> **REQUIRED WORK**
Your task is to gather the lines below that hold the string "OPENIN".

## Begin DATA EXCERPTS

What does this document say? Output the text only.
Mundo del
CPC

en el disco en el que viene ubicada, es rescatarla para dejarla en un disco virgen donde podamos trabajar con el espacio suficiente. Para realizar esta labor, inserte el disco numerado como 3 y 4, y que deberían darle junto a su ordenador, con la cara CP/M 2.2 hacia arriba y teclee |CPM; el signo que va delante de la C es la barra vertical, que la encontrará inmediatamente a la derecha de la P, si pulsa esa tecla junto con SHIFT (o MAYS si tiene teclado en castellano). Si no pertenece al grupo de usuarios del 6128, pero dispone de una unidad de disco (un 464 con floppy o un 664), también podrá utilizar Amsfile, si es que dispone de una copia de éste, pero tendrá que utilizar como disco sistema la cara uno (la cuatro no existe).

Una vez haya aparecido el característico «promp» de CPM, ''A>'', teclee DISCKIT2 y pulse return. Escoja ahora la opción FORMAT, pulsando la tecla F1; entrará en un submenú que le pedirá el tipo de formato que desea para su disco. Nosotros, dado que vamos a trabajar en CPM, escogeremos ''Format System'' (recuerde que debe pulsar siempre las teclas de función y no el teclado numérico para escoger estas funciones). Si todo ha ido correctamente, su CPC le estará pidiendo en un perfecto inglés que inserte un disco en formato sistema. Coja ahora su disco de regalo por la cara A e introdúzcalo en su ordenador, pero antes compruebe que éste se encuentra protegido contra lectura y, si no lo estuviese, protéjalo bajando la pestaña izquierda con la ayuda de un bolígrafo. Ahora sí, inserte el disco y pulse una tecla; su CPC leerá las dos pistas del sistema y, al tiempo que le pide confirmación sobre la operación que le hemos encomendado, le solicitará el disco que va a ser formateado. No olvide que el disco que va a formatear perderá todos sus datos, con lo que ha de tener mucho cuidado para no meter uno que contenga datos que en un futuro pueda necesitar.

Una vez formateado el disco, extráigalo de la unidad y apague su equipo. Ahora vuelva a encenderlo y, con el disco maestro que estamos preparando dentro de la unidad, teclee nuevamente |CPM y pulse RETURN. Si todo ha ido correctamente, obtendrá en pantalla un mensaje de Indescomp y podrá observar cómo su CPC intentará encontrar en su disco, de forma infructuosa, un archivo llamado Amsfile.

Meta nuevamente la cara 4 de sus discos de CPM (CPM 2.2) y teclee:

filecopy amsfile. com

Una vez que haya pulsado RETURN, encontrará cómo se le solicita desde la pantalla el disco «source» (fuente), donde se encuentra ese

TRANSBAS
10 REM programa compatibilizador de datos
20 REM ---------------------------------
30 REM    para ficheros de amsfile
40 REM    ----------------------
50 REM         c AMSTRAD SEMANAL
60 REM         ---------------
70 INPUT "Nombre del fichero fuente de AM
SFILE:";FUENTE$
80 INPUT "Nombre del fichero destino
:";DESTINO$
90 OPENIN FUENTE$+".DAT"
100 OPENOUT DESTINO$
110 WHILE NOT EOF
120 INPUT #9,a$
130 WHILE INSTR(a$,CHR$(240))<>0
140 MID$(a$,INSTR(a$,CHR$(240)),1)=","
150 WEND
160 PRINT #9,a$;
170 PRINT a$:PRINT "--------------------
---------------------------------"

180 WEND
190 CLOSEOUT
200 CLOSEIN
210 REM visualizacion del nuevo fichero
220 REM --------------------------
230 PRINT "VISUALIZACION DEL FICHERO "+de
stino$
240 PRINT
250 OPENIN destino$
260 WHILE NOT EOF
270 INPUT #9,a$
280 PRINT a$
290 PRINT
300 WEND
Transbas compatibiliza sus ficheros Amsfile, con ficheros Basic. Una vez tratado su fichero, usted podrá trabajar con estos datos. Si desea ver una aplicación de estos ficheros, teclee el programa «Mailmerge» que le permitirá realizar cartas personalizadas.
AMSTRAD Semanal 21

## End DATA EXCERPTS

> **RIGHT ANSWER**
90 OPENIN FUENTE$+".DAT"
250 OPENIN destino$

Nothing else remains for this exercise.